• **INSTRUCTIONS FOR THE TASK**
In the data, extract each line that holds the string "text".

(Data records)
- - - - - - -
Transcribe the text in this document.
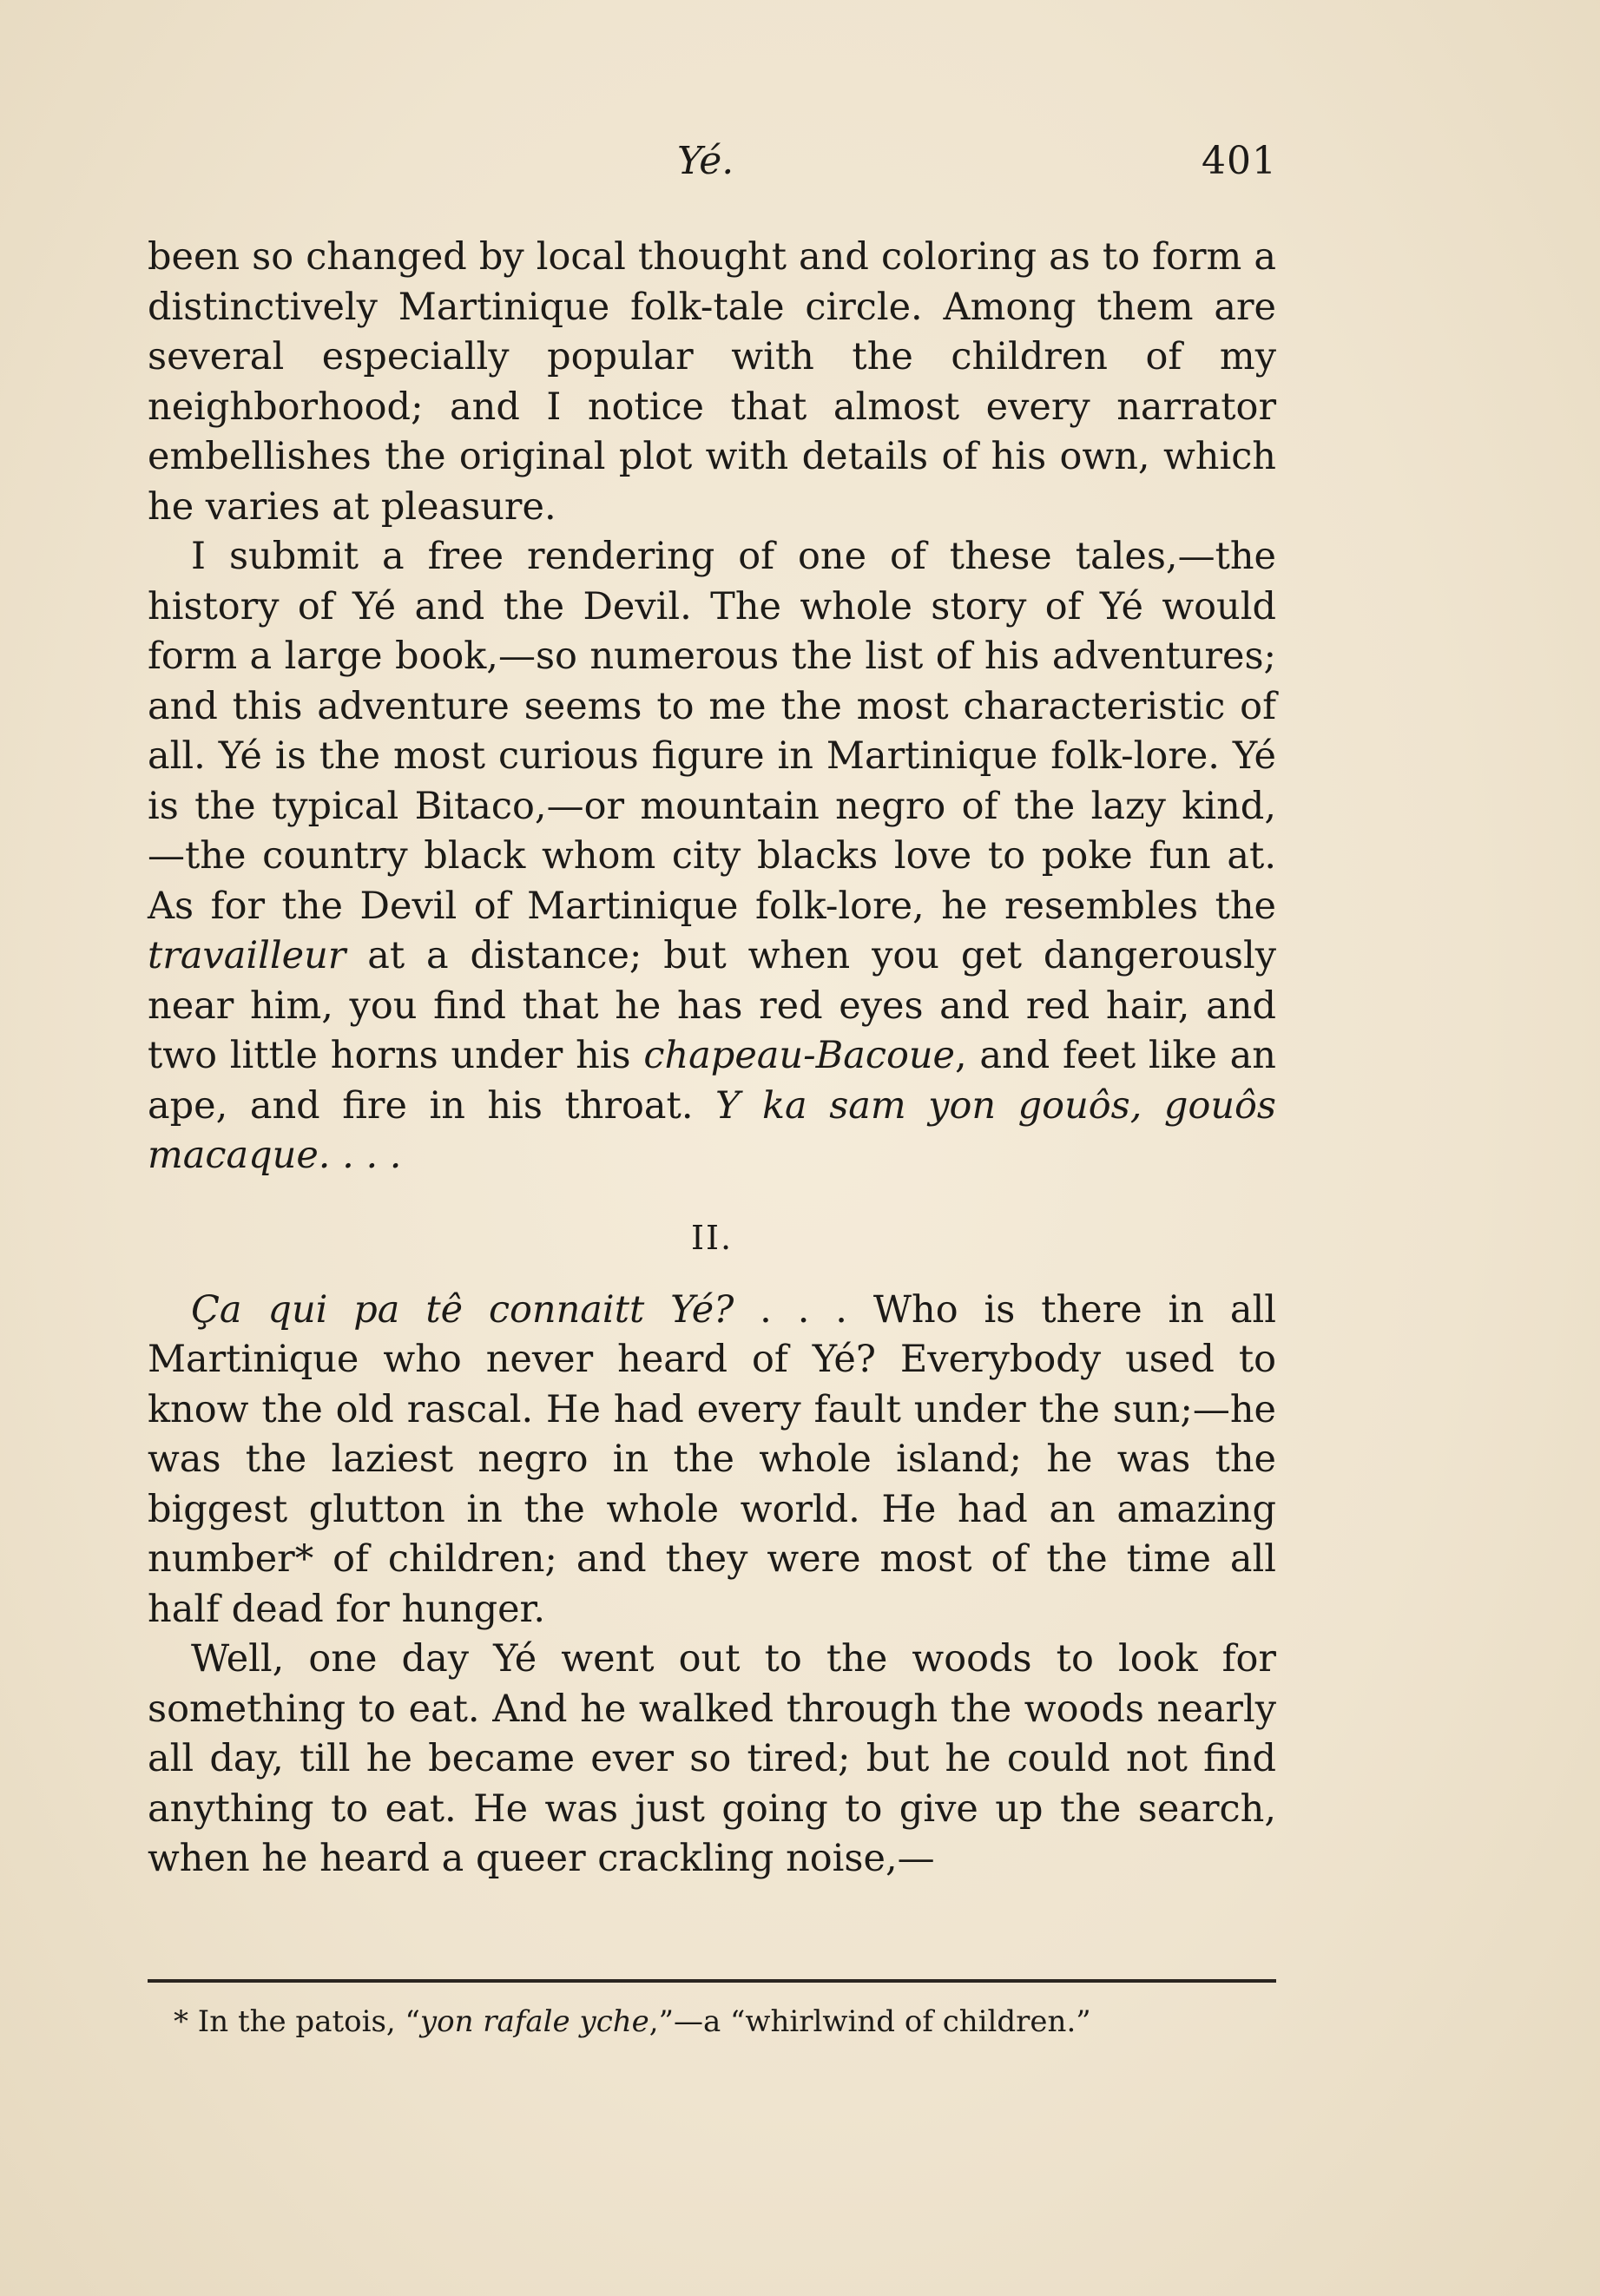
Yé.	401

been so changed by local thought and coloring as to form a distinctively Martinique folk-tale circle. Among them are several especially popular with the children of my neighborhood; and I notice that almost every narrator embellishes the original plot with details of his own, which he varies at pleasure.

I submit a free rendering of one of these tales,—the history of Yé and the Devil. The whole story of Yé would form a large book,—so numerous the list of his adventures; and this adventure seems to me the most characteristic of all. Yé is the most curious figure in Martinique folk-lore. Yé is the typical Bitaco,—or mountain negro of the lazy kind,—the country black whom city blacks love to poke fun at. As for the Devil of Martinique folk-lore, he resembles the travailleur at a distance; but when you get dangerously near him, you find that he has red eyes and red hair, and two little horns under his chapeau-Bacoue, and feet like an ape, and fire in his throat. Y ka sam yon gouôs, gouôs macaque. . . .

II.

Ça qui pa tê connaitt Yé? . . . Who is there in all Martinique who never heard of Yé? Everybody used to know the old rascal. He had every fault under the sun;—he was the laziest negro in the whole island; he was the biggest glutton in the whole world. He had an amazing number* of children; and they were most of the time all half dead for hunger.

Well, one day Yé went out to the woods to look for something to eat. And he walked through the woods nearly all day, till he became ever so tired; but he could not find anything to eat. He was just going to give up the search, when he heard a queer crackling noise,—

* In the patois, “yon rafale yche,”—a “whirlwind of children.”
- - - - - - -
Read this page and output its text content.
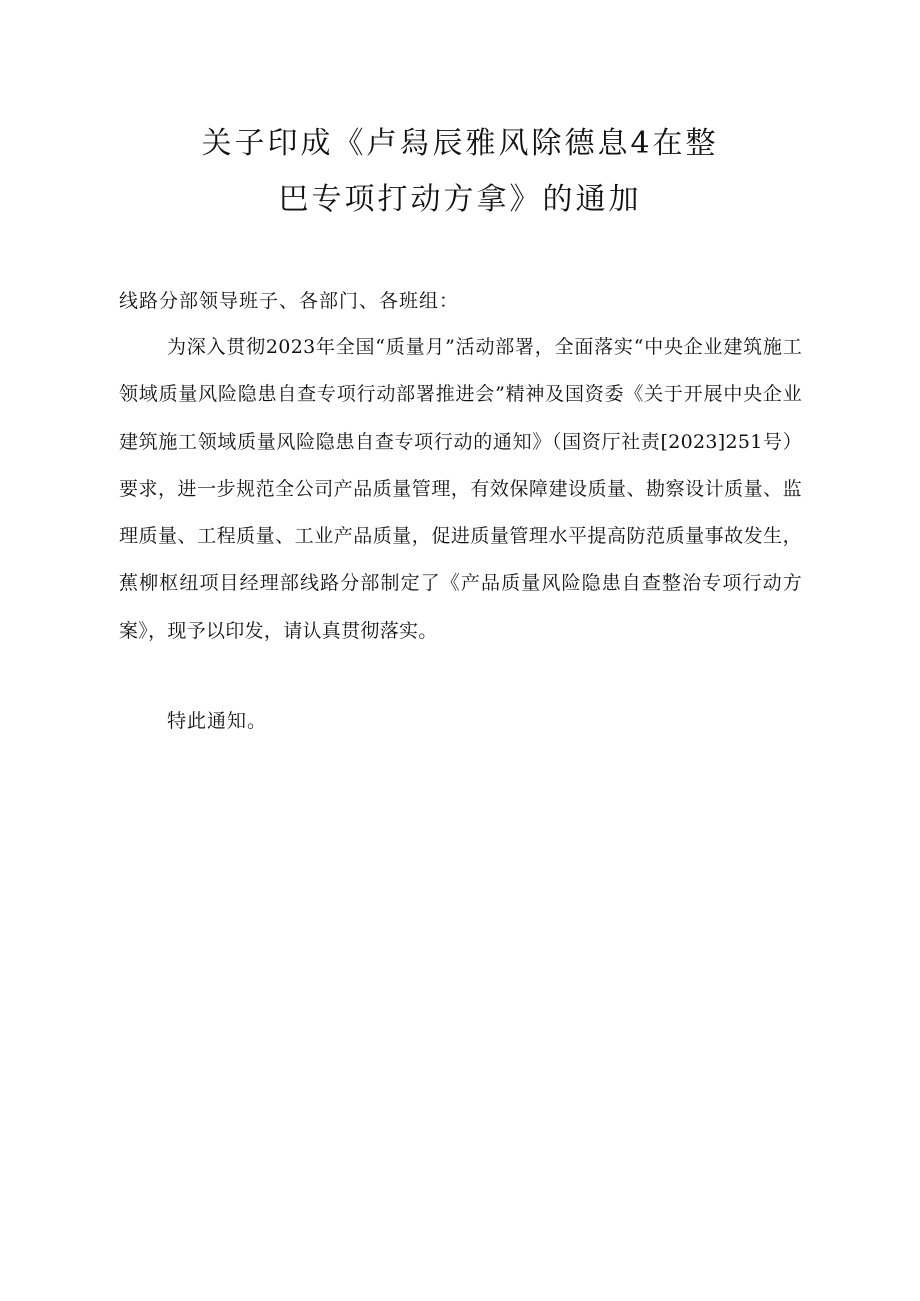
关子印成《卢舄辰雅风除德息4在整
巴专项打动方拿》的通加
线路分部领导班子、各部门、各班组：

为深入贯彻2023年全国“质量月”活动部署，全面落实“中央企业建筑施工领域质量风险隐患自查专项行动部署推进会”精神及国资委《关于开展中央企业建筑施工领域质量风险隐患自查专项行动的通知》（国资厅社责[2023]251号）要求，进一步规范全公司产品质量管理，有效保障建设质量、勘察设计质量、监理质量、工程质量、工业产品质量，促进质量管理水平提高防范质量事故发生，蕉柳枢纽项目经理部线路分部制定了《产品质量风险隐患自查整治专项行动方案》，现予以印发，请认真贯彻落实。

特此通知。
- - - - - - -
• **RESULT OF THE EXERCISE**
Transcribe the text in this document.
Read this page and output its text content.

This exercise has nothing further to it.